◆ **Task goal**: Count the lines that hold the string "files". Reply with the number alone.

-- START --

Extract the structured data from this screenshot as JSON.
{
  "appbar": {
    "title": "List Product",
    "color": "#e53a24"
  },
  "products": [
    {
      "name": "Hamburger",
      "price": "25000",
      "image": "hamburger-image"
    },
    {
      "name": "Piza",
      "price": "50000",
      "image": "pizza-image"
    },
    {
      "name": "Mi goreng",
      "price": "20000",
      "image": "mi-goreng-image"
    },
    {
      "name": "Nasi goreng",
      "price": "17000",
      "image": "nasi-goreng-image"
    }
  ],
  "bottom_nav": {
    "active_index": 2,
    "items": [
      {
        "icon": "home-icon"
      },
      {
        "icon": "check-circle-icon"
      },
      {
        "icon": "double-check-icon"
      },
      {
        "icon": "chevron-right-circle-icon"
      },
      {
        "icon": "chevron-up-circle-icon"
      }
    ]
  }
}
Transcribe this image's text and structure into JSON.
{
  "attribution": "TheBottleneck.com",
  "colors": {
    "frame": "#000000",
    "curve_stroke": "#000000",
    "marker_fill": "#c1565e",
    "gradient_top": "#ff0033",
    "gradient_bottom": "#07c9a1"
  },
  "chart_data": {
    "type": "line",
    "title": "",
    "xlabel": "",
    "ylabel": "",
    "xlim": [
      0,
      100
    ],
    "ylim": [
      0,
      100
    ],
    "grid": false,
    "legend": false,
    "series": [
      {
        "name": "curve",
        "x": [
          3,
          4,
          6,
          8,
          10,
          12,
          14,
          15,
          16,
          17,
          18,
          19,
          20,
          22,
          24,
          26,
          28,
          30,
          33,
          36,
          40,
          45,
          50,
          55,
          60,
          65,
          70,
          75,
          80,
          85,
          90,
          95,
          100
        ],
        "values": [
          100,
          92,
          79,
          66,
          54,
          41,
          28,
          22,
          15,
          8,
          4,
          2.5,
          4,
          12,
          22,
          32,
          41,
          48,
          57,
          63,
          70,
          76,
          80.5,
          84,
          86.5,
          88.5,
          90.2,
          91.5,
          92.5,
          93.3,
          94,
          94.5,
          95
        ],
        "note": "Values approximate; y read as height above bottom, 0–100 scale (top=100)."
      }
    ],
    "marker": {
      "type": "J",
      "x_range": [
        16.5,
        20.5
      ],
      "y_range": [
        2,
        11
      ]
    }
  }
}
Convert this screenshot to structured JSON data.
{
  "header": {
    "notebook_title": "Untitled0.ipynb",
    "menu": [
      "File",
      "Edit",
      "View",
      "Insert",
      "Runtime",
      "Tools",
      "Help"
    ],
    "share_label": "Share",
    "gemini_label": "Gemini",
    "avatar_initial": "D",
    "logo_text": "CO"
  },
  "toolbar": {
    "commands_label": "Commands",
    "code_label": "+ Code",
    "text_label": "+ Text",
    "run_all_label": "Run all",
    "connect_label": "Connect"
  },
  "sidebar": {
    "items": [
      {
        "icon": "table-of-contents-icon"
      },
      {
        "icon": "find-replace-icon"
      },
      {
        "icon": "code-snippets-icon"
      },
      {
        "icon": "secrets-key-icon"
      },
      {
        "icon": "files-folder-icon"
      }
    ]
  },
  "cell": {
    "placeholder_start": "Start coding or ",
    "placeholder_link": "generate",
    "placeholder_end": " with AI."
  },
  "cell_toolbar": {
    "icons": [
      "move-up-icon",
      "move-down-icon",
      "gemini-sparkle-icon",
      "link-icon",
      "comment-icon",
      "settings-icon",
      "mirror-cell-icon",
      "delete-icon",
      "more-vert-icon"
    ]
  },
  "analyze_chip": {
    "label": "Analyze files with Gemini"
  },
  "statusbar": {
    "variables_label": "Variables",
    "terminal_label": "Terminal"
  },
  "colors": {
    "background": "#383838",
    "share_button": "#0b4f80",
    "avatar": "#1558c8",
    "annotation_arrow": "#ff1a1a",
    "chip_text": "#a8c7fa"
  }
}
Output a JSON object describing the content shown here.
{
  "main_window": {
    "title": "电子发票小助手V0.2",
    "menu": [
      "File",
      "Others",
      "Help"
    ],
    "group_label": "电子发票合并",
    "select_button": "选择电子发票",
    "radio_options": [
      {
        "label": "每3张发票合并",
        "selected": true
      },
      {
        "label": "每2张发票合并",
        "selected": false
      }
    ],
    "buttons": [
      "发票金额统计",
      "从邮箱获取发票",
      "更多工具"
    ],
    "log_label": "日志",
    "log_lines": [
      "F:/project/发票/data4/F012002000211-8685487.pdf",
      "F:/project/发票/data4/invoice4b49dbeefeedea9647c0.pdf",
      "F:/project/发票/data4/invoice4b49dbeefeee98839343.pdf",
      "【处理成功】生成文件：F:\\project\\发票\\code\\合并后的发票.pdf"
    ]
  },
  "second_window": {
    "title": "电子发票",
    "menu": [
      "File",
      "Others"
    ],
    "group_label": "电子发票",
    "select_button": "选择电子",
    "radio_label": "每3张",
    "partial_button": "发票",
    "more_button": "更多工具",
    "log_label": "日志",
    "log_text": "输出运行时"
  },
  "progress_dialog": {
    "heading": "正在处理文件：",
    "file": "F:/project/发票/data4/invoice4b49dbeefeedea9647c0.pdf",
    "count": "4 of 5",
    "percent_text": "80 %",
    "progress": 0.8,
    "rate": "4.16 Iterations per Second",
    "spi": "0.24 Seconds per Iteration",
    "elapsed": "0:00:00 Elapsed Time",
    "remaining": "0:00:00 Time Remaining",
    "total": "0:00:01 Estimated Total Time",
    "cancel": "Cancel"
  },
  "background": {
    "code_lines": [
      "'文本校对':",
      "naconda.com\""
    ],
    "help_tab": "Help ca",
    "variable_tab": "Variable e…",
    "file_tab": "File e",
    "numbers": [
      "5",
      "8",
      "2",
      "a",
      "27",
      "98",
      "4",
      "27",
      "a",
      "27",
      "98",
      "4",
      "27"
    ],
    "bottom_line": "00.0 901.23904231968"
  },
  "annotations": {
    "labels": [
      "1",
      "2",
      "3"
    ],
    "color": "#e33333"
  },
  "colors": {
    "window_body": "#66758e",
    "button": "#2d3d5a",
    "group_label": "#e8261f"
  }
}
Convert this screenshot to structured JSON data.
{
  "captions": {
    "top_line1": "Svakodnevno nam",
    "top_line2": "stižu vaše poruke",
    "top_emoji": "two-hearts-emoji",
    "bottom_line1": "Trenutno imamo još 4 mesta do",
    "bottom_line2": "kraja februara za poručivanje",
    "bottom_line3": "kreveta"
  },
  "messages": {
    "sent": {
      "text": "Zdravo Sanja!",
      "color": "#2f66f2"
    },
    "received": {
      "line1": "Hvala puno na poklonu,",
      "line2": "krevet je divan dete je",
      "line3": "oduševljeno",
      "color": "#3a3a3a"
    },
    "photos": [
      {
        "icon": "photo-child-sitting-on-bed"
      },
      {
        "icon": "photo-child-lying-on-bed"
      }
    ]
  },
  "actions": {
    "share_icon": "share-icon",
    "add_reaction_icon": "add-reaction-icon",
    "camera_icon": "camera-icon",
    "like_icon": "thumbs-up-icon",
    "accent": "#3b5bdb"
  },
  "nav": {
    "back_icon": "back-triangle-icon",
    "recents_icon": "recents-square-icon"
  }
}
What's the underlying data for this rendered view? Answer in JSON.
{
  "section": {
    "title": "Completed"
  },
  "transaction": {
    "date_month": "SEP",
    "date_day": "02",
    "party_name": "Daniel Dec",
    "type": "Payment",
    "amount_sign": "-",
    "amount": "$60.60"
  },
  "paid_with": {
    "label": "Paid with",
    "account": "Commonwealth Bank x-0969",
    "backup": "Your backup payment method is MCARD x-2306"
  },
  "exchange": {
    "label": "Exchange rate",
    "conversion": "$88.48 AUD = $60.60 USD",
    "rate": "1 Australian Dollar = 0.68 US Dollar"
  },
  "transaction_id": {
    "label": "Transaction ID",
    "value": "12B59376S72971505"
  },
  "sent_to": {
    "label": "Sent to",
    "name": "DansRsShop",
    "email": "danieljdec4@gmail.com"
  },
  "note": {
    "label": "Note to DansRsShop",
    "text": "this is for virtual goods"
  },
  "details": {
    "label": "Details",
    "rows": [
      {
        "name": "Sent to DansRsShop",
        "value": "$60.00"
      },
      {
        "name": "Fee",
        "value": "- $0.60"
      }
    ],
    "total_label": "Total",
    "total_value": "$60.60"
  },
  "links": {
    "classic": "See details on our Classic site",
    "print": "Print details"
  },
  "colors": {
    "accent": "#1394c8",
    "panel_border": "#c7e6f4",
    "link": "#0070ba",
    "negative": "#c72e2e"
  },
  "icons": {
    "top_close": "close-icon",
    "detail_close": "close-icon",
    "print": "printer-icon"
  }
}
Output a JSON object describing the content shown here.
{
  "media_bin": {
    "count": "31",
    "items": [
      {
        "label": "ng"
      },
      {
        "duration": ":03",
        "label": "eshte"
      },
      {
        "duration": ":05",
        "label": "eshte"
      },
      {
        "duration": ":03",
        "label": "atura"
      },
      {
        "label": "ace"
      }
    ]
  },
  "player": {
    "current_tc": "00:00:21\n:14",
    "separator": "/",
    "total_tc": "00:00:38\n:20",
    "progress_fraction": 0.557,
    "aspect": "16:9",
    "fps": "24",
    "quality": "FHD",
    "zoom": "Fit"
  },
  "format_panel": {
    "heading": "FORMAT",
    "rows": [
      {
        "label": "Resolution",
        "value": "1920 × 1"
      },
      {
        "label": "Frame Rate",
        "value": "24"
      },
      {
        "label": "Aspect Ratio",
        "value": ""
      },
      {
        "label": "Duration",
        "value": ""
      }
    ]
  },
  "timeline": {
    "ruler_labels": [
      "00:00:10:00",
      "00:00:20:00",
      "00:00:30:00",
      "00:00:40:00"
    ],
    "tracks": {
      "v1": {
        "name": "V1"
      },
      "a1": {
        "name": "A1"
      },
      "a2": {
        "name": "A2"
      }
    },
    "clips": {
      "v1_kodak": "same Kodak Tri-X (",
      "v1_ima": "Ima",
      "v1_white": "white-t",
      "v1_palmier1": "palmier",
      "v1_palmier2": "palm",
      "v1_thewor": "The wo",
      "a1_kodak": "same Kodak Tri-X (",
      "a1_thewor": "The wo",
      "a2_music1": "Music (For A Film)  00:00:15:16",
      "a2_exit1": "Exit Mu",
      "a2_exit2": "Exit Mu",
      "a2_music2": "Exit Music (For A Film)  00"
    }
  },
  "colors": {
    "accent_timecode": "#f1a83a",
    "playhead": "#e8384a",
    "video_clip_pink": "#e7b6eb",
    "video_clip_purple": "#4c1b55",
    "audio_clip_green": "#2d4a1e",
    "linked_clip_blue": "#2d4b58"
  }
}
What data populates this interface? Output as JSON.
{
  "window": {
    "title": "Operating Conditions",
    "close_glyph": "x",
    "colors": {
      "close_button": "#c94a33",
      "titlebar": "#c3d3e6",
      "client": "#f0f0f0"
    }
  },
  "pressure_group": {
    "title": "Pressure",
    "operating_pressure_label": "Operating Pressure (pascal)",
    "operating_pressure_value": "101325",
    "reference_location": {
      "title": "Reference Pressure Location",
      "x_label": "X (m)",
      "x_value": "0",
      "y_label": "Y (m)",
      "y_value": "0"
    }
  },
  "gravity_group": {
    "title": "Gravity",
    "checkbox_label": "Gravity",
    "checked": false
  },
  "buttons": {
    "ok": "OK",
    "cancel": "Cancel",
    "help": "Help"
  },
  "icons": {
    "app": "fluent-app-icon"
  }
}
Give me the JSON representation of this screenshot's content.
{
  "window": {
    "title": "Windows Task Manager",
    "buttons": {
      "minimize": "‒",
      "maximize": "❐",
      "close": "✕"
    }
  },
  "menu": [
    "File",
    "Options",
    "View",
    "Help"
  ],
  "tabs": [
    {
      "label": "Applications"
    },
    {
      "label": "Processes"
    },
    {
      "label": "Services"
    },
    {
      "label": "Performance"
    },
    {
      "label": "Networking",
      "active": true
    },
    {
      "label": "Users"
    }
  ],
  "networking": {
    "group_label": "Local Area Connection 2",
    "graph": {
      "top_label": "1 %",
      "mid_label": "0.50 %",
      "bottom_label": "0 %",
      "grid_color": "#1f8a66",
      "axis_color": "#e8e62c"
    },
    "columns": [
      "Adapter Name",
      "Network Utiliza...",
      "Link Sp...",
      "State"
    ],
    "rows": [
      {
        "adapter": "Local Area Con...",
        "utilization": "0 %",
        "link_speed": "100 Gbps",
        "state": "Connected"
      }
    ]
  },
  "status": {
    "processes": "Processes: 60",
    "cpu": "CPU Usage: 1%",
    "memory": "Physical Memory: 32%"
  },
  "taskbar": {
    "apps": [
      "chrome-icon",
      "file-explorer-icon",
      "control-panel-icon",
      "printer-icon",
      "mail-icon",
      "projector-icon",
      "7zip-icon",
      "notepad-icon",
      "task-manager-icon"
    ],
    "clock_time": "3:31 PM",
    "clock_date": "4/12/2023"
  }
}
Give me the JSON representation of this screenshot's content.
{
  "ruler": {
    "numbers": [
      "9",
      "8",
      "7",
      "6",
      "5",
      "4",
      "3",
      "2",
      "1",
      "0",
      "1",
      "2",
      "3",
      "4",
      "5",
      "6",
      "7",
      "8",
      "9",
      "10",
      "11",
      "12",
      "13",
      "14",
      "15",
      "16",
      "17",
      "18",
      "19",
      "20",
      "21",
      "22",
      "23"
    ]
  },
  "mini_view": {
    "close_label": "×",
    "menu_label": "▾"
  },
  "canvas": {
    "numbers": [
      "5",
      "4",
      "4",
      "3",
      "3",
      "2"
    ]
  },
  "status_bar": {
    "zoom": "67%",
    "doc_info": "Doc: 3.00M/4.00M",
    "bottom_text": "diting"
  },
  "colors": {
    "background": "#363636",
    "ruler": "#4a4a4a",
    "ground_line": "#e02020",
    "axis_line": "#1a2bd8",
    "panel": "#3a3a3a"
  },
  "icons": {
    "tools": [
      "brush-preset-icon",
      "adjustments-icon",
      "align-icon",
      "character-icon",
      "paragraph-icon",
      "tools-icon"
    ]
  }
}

-- END --

◆ **Response to the exercise**: 2